(Dataset excerpts)
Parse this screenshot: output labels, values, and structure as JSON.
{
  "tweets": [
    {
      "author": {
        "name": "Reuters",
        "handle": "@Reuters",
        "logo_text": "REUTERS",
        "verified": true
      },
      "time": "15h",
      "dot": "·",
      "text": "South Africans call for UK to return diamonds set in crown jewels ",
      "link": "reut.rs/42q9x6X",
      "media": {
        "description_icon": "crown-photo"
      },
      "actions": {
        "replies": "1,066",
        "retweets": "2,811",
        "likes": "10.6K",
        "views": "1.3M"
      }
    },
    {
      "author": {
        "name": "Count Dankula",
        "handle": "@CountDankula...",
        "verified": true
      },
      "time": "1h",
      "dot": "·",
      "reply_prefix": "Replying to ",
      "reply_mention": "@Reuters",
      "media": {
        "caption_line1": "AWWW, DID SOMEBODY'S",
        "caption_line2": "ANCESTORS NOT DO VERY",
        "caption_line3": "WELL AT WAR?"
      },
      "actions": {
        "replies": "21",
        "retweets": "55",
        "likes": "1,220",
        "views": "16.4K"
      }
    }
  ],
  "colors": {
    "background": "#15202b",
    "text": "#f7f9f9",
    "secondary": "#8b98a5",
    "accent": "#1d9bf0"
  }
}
...
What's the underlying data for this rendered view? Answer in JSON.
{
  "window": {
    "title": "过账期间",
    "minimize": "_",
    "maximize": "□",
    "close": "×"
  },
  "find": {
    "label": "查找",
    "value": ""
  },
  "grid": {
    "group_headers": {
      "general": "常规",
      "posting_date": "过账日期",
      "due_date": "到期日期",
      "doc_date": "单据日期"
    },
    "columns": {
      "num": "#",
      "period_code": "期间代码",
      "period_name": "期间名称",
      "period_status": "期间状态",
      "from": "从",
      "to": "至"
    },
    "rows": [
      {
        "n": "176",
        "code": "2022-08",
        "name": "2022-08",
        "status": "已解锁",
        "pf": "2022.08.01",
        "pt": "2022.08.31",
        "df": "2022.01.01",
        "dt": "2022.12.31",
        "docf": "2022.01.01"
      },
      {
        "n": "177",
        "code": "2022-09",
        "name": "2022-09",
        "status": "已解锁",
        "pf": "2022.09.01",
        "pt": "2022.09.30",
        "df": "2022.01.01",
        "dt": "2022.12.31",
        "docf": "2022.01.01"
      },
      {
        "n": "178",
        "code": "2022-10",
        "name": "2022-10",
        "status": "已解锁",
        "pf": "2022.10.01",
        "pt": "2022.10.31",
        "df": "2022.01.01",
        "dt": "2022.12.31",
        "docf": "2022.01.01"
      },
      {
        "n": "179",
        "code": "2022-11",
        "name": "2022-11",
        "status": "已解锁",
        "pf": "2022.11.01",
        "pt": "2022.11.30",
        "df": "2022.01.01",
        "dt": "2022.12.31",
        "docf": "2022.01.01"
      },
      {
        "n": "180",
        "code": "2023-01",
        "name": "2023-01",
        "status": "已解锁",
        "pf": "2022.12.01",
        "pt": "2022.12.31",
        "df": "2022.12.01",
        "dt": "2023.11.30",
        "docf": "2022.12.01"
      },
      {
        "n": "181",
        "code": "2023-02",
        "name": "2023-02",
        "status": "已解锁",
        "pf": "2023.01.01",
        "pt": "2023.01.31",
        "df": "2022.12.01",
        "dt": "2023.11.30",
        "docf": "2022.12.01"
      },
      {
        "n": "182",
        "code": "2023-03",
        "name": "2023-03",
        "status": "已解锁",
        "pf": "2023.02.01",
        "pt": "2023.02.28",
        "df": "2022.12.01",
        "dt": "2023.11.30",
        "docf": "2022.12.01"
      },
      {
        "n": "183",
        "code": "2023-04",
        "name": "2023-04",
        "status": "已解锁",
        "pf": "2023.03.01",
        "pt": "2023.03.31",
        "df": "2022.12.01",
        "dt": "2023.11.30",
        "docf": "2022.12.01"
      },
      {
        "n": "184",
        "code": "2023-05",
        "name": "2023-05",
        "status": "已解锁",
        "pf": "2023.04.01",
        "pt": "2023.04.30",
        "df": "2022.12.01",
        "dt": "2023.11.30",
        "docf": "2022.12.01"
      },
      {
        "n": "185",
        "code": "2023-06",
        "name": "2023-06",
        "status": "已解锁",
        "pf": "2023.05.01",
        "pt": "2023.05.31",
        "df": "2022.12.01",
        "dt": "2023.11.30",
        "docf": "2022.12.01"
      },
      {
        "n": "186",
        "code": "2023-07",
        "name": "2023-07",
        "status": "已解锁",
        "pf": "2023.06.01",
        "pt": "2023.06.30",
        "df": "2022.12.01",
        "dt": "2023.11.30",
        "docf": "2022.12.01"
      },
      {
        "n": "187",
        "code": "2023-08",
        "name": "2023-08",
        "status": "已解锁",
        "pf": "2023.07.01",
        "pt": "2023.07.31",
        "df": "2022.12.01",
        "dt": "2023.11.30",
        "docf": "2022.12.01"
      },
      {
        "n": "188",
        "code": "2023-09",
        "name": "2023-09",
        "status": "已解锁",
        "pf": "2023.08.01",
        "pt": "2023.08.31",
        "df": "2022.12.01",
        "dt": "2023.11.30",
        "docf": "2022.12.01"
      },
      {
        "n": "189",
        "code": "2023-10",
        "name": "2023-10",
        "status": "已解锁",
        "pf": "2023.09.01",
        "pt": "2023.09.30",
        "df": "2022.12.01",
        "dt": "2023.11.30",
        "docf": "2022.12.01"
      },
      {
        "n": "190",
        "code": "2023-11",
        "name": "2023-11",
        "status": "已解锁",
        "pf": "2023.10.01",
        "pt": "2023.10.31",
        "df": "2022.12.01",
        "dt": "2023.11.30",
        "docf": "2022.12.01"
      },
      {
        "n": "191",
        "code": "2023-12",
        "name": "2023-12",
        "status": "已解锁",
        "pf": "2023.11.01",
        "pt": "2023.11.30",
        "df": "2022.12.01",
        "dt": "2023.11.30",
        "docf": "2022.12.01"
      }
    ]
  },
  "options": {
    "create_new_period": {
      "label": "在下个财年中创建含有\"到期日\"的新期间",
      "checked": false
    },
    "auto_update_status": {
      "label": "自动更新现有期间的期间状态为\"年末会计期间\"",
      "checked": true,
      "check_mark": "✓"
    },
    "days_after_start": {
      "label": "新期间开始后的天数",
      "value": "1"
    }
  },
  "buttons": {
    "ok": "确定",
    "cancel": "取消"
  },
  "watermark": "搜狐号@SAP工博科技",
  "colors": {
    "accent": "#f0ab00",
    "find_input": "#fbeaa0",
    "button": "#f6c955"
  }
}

#### Work to do
Using the listing above, gather each line that holds the string "crown" and copy it.

#### Worked solution
      "text": "South Africans call for UK to return diamonds set in crown jewels ",
        "description_icon": "crown-photo"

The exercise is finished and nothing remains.